— YOUR GOAL —
Return the number of lines holding "color", with nothing added.

— ROWS —
————

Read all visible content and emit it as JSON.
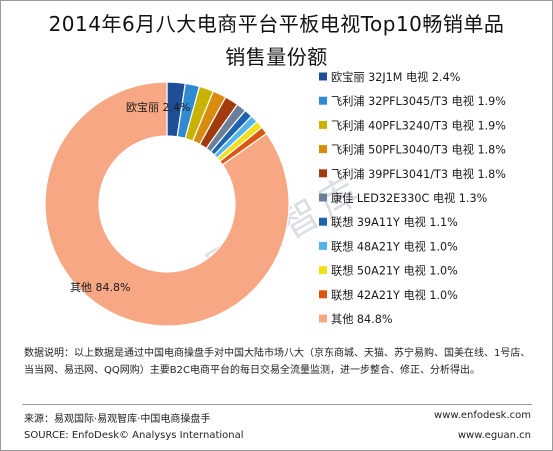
{
  "title": "2014年6月八大电商平台平板电视Top10畅销单品",
  "subtitle": "销售量份额",
  "watermark": "易观智库",
  "chart_data": {
    "type": "pie",
    "donut": true,
    "legend_position": "right",
    "series": [
      {
        "name": "欧宝丽 32J1M 电视",
        "value": 2.4,
        "value_label": "2.4%",
        "color": "#1f4e96",
        "slice_label": "欧宝丽 2.4%"
      },
      {
        "name": "飞利浦 32PFL3045/T3 电视",
        "value": 1.9,
        "value_label": "1.9%",
        "color": "#2e8bd1"
      },
      {
        "name": "飞利浦 40PFL3240/T3 电视",
        "value": 1.9,
        "value_label": "1.9%",
        "color": "#c9b300"
      },
      {
        "name": "飞利浦 50PFL3040/T3 电视",
        "value": 1.8,
        "value_label": "1.8%",
        "color": "#d88b0e"
      },
      {
        "name": "飞利浦 39PFL3041/T3 电视",
        "value": 1.8,
        "value_label": "1.8%",
        "color": "#a33a0d"
      },
      {
        "name": "康佳 LED32E330C 电视",
        "value": 1.3,
        "value_label": "1.3%",
        "color": "#6b7f99"
      },
      {
        "name": "联想 39A11Y 电视",
        "value": 1.1,
        "value_label": "1.1%",
        "color": "#1e63b0"
      },
      {
        "name": "联想 48A21Y 电视",
        "value": 1.0,
        "value_label": "1.0%",
        "color": "#55b4ea"
      },
      {
        "name": "联想 50A21Y 电视",
        "value": 1.0,
        "value_label": "1.0%",
        "color": "#f2df1c"
      },
      {
        "name": "联想 42A21Y 电视",
        "value": 1.0,
        "value_label": "1.0%",
        "color": "#d9570e"
      },
      {
        "name": "其他",
        "value": 84.8,
        "value_label": "84.8%",
        "color": "#f7a784",
        "slice_label": "其他 84.8%"
      }
    ]
  },
  "note": "数据说明：以上数据是通过中国电商操盘手对中国大陆市场八大（京东商城、天猫、苏宁易购、国美在线、1号店、当当网、易迅网、QQ网购）主要B2C电商平台的每日交易全流量监测，进一步整合、修正、分析得出。",
  "source_cn": "来源：易观国际·易观智库·中国电商操盘手",
  "source_en": "SOURCE: EnfoDesk© Analysys International",
  "url1": "www.enfodesk.com",
  "url2": "www.eguan.cn"
}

————

— RESPONSE TO THIS TASK —
11